§ Required task
Each line containing the word "Curve" must be collected.

>> Begin

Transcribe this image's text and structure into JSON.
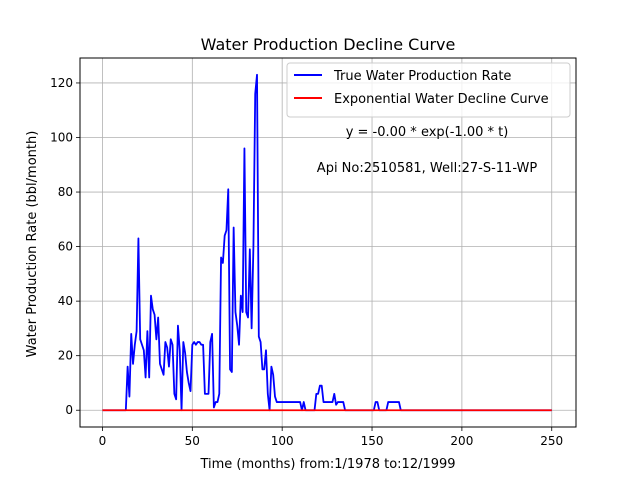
{
  "chart_data": {
    "type": "line",
    "title": "Water Production Decline Curve",
    "xlabel": "Time (months) from:1/1978 to:12/1999",
    "ylabel": "Water Production Rate (bbl/month)",
    "xlim": [
      -12.5,
      263.5
    ],
    "ylim": [
      -6.15,
      129.15
    ],
    "xticks": [
      0,
      50,
      100,
      150,
      200,
      250
    ],
    "yticks": [
      0,
      20,
      40,
      60,
      80,
      100,
      120
    ],
    "grid": true,
    "legend_position": "top-right",
    "annotations": [
      "y = -0.00 * exp(-1.00 * t)",
      "Api No:2510581, Well:27-S-11-WP"
    ],
    "series": [
      {
        "name": "True Water Production Rate",
        "color": "#0000ff",
        "points": [
          [
            0,
            0
          ],
          [
            13,
            0
          ],
          [
            14,
            16
          ],
          [
            15,
            5
          ],
          [
            16,
            28
          ],
          [
            17,
            17
          ],
          [
            18,
            24
          ],
          [
            19,
            29
          ],
          [
            20,
            63
          ],
          [
            21,
            26
          ],
          [
            22,
            24
          ],
          [
            23,
            22
          ],
          [
            24,
            12
          ],
          [
            25,
            29
          ],
          [
            26,
            12
          ],
          [
            27,
            42
          ],
          [
            28,
            37
          ],
          [
            29,
            35
          ],
          [
            30,
            26
          ],
          [
            31,
            34
          ],
          [
            32,
            17
          ],
          [
            33,
            15
          ],
          [
            34,
            13
          ],
          [
            35,
            25
          ],
          [
            36,
            23
          ],
          [
            37,
            16
          ],
          [
            38,
            26
          ],
          [
            39,
            24
          ],
          [
            40,
            6
          ],
          [
            41,
            4
          ],
          [
            42,
            31
          ],
          [
            43,
            22
          ],
          [
            44,
            0
          ],
          [
            45,
            25
          ],
          [
            46,
            21
          ],
          [
            47,
            14
          ],
          [
            48,
            10
          ],
          [
            49,
            7
          ],
          [
            50,
            24
          ],
          [
            51,
            25
          ],
          [
            52,
            24
          ],
          [
            53,
            25
          ],
          [
            54,
            25
          ],
          [
            55,
            24
          ],
          [
            56,
            24
          ],
          [
            57,
            6
          ],
          [
            58,
            6
          ],
          [
            59,
            6
          ],
          [
            60,
            25
          ],
          [
            61,
            28
          ],
          [
            62,
            1
          ],
          [
            63,
            3
          ],
          [
            64,
            3
          ],
          [
            65,
            6
          ],
          [
            66,
            56
          ],
          [
            67,
            54
          ],
          [
            68,
            64
          ],
          [
            69,
            66
          ],
          [
            70,
            81
          ],
          [
            71,
            15
          ],
          [
            72,
            14
          ],
          [
            73,
            67
          ],
          [
            74,
            36
          ],
          [
            75,
            31
          ],
          [
            76,
            24
          ],
          [
            77,
            42
          ],
          [
            78,
            36
          ],
          [
            79,
            96
          ],
          [
            80,
            36
          ],
          [
            81,
            34
          ],
          [
            82,
            59
          ],
          [
            83,
            30
          ],
          [
            84,
            60
          ],
          [
            85,
            116
          ],
          [
            86,
            123
          ],
          [
            87,
            27
          ],
          [
            88,
            25
          ],
          [
            89,
            15
          ],
          [
            90,
            15
          ],
          [
            91,
            22
          ],
          [
            92,
            6
          ],
          [
            93,
            0
          ],
          [
            94,
            16
          ],
          [
            95,
            13
          ],
          [
            96,
            5
          ],
          [
            97,
            3
          ],
          [
            100,
            3
          ],
          [
            110,
            3
          ],
          [
            111,
            0
          ],
          [
            112,
            3
          ],
          [
            113,
            0
          ],
          [
            118,
            0
          ],
          [
            119,
            6
          ],
          [
            120,
            6
          ],
          [
            121,
            9
          ],
          [
            122,
            9
          ],
          [
            123,
            3
          ],
          [
            124,
            3
          ],
          [
            128,
            3
          ],
          [
            129,
            6
          ],
          [
            130,
            2
          ],
          [
            131,
            3
          ],
          [
            133,
            3
          ],
          [
            134,
            3
          ],
          [
            135,
            0
          ],
          [
            151,
            0
          ],
          [
            152,
            3
          ],
          [
            153,
            3
          ],
          [
            154,
            0
          ],
          [
            158,
            0
          ],
          [
            159,
            3
          ],
          [
            160,
            3
          ],
          [
            164,
            3
          ],
          [
            165,
            3
          ],
          [
            166,
            0
          ],
          [
            250,
            0
          ]
        ]
      },
      {
        "name": "Exponential Water Decline Curve",
        "color": "#ff0000",
        "points": [
          [
            0,
            0
          ],
          [
            250,
            0
          ]
        ]
      }
    ]
  }
}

>> End

§ Finished task
    "title": "Water Production Decline Curve",
        "name": "Exponential Water Decline Curve",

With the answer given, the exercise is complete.